• _Goal_: State the number of lines that contain "行政专员", with no other text.

** start Data for processing **

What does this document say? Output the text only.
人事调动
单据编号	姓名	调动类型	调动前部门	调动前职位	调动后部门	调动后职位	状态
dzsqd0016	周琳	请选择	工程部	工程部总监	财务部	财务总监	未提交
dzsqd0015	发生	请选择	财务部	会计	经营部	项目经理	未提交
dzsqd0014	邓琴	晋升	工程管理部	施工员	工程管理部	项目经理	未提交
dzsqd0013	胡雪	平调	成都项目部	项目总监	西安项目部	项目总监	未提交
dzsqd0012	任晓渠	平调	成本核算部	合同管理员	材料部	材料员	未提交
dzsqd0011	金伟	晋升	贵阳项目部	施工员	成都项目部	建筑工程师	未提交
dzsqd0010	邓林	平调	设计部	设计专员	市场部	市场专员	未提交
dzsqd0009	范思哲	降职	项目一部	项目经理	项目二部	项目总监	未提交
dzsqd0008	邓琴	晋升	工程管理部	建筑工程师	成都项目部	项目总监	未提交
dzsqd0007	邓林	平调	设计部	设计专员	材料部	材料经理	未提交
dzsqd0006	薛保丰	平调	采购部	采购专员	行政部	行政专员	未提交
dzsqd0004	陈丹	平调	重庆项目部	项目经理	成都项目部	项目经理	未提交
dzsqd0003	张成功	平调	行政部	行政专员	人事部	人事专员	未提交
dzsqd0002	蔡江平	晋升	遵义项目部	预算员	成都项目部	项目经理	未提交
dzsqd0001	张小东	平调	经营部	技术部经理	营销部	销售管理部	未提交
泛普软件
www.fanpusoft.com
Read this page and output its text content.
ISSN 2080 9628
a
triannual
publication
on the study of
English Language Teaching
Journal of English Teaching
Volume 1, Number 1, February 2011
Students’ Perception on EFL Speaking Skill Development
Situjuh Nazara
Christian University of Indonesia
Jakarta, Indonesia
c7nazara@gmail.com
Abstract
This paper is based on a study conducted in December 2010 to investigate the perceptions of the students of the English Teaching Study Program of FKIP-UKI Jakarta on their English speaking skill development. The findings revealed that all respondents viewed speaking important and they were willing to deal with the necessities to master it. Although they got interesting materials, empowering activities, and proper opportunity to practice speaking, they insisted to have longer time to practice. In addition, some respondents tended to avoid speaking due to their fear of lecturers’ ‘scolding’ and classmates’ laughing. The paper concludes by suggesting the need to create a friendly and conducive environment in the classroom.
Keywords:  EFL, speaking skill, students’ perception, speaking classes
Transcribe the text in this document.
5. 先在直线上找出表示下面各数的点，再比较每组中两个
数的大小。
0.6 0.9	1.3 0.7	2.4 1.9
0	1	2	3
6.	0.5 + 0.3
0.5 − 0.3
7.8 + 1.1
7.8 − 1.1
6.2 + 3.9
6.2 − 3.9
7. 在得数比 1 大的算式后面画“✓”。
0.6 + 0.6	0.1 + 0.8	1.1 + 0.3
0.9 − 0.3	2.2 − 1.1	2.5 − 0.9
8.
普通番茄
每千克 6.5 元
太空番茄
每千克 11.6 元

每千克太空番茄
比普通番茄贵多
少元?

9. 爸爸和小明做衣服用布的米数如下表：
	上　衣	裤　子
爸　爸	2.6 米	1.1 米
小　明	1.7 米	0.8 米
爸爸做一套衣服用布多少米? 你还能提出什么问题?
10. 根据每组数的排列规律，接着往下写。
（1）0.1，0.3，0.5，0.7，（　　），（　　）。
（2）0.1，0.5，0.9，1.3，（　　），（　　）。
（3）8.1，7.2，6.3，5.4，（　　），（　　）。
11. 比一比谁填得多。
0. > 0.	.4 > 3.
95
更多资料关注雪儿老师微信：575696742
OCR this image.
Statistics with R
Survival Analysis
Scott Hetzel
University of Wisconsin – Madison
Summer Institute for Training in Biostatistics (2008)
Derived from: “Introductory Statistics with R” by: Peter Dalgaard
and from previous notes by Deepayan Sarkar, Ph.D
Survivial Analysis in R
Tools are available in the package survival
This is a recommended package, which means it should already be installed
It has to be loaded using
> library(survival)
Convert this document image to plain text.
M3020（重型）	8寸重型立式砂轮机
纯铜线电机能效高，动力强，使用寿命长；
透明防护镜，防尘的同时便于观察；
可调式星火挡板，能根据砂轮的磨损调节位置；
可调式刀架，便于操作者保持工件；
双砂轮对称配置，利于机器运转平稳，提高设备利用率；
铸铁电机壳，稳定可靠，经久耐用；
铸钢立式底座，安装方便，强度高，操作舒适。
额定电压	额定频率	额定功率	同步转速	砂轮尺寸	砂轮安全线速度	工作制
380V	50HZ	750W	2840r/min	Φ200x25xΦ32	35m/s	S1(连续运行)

** end Data for processing **

• _Written solution_: 2